● What to produce
From the entries below, copy every line that holds the word "labels".

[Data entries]
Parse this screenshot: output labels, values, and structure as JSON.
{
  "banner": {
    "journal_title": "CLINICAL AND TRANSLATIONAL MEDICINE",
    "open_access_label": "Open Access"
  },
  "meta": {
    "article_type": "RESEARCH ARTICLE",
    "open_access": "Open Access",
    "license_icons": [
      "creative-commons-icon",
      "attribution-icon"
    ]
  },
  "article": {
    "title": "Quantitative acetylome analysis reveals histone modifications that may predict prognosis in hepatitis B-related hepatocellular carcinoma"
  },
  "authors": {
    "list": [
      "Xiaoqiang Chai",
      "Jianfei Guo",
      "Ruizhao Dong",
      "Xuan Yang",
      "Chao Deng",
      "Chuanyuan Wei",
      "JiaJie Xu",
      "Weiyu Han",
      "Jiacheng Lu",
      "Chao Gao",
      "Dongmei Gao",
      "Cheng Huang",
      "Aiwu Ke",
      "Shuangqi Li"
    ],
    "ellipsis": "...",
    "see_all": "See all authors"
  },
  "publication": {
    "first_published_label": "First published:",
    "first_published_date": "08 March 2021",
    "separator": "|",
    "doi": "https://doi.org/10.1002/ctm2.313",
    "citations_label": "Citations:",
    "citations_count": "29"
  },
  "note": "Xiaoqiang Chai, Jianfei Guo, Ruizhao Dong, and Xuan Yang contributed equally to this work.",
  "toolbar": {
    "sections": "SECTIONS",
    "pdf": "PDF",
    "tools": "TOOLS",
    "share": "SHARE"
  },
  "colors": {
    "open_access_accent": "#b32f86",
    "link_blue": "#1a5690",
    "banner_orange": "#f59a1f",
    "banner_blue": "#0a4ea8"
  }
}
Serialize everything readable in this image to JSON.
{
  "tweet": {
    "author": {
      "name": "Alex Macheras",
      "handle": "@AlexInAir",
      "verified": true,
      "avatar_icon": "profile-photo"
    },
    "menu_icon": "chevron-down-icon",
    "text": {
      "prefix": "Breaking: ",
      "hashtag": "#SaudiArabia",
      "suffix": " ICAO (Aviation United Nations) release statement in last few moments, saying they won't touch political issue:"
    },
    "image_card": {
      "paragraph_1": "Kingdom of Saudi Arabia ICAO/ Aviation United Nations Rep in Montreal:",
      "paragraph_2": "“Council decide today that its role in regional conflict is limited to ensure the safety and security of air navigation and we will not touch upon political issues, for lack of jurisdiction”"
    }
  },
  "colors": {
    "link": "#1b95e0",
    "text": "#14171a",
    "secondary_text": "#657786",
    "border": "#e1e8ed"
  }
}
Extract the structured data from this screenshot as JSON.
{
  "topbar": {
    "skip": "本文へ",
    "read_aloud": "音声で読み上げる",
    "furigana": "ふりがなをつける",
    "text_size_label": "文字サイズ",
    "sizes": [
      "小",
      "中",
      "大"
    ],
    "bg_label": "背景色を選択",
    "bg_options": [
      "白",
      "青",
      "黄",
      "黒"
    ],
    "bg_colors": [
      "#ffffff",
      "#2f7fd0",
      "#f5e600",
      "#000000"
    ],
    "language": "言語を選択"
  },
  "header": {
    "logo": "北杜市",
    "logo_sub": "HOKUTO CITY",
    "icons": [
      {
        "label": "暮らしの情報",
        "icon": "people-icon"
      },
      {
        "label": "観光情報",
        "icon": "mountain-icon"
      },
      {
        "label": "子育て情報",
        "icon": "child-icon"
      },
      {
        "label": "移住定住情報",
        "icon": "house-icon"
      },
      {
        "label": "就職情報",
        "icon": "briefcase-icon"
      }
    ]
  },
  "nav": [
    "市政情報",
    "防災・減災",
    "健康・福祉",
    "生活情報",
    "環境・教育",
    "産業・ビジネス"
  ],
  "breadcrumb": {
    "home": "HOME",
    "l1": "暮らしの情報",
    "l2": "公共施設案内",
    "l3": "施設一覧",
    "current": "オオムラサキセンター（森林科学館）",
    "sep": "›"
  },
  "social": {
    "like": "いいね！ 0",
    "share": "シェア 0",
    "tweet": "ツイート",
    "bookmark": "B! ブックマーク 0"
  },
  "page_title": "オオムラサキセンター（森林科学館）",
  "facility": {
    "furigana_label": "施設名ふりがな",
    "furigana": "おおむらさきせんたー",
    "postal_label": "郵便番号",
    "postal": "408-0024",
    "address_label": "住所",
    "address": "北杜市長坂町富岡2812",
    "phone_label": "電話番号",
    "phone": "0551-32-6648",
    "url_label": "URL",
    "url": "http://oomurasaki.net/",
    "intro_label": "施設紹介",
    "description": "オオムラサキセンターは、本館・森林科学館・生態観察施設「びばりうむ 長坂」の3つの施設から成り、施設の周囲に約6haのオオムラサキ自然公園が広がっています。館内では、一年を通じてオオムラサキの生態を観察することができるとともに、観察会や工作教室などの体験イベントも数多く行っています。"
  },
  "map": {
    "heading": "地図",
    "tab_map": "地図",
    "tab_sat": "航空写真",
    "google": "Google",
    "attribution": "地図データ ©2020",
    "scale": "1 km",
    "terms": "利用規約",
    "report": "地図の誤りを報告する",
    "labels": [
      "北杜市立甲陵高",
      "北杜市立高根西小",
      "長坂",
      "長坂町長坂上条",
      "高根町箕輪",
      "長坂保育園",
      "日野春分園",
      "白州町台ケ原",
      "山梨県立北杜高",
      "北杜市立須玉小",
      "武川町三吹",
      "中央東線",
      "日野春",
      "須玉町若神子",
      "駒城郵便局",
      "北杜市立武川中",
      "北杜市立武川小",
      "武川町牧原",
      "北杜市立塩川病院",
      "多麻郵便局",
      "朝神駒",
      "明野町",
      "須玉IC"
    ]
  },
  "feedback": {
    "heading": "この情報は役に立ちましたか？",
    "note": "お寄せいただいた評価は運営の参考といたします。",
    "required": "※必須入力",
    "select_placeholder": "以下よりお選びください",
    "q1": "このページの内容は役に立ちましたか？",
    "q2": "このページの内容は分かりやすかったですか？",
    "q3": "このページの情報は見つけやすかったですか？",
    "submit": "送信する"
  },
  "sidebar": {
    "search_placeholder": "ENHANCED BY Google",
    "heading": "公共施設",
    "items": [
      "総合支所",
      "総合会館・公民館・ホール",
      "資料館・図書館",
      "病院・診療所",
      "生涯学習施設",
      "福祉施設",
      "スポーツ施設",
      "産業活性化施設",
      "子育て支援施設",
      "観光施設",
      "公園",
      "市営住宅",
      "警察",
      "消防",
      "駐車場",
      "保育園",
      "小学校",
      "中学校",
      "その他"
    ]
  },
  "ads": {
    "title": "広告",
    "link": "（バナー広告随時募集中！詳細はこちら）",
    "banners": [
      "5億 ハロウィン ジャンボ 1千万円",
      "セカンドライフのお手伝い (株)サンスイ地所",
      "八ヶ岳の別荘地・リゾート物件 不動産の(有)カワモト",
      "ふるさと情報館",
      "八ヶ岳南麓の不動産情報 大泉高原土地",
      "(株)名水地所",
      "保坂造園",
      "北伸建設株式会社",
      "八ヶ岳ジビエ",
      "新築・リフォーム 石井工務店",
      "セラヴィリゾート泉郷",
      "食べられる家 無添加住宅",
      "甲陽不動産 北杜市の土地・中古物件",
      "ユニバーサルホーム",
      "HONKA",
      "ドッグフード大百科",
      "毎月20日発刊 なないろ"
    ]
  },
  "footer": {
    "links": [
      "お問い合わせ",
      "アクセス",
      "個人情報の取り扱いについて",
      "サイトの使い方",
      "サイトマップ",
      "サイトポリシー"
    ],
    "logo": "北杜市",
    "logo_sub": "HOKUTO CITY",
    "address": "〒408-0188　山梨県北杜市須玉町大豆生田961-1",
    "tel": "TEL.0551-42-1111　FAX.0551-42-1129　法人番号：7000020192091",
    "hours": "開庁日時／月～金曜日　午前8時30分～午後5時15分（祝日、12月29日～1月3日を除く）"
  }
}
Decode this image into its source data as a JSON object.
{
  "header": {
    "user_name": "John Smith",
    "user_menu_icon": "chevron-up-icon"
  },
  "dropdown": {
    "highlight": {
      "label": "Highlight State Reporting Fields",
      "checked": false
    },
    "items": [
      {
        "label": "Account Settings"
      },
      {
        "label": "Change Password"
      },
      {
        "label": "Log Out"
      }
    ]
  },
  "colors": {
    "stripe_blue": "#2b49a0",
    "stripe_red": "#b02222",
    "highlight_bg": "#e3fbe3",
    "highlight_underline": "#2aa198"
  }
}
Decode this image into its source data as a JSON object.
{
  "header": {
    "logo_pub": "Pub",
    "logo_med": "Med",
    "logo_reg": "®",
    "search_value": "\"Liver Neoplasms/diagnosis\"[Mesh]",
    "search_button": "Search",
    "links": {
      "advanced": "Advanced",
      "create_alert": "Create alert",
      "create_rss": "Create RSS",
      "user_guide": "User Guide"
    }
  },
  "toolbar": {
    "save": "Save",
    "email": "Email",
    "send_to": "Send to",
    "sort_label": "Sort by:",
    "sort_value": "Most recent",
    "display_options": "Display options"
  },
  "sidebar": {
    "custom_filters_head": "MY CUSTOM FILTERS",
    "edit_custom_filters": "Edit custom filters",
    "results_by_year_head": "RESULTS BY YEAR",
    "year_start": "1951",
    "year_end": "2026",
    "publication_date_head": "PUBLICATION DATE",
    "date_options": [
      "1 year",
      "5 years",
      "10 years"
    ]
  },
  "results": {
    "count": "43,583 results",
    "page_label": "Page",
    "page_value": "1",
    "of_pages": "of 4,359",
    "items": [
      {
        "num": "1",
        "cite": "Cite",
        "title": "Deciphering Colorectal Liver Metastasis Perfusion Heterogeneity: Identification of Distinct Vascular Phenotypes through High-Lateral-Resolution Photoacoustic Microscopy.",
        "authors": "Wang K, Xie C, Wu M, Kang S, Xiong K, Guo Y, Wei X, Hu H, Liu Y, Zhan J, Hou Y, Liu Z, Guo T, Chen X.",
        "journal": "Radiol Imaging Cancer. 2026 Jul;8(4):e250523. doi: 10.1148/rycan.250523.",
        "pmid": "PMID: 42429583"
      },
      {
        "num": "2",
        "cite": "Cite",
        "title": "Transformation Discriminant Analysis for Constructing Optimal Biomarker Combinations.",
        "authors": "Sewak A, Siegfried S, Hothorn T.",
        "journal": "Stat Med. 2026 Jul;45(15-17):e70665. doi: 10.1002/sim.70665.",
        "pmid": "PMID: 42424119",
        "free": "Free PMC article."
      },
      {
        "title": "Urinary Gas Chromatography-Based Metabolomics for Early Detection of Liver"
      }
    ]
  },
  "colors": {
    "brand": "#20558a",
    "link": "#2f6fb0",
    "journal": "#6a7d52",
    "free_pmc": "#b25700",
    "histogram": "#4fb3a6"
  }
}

● Answer for this exercise
Parse this screenshot: output labels, values, and structure as JSON.
    "labels": [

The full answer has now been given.